-- begin Available data --

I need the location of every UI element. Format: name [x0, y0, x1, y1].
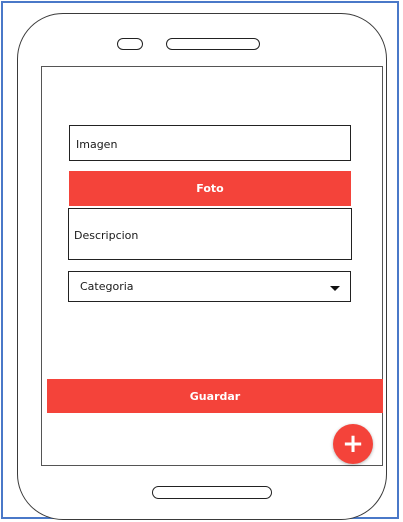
- save-button[interactable]: Guardar: [47, 379, 383, 413]
- category-select[interactable]: Categoria: [68, 271, 351, 302]
- image-field-label: Imagen: [76, 138, 118, 151]
- add-fab-button[interactable]: +: [333, 424, 373, 464]
- plus-icon: +: [342, 429, 364, 459]
- speaker-grille: [166, 38, 260, 50]
- home-button: [152, 486, 272, 499]
- camera-indicator: [117, 38, 143, 50]
- category-select-label: Categoria: [80, 280, 134, 293]
- description-field-label: Descripcion: [74, 229, 139, 242]
- description-field[interactable]: Descripcion: [68, 208, 352, 260]
- chevron-down-icon: [330, 286, 340, 291]
- photo-button[interactable]: Foto: [69, 171, 351, 206]
- image-field[interactable]: Imagen: [69, 125, 351, 161]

-- end Available data --

■ Exercise objective ■
Turn every line of the material above into a numbered list, skipping blank lines and omitting any pictures.

■ Task answer ■
1. I need the location of every UI element. Format: name [x0, y0, x1, y1].
2. - save-button[interactable]: Guardar: [47, 379, 383, 413]
3. - category-select[interactable]: Categoria: [68, 271, 351, 302]
4. - image-field-label: Imagen: [76, 138, 118, 151]
5. - add-fab-button[interactable]: +: [333, 424, 373, 464]
6. - plus-icon: +: [342, 429, 364, 459]
7. - speaker-grille: [166, 38, 260, 50]
8. - home-button: [152, 486, 272, 499]
9. - camera-indicator: [117, 38, 143, 50]
10. - category-select-label: Categoria: [80, 280, 134, 293]
11. - description-field-label: Descripcion: [74, 229, 139, 242]
12. - description-field[interactable]: Descripcion: [68, 208, 352, 260]
13. - chevron-down-icon: [330, 286, 340, 291]
14. - photo-button[interactable]: Foto: [69, 171, 351, 206]
15. - image-field[interactable]: Imagen: [69, 125, 351, 161]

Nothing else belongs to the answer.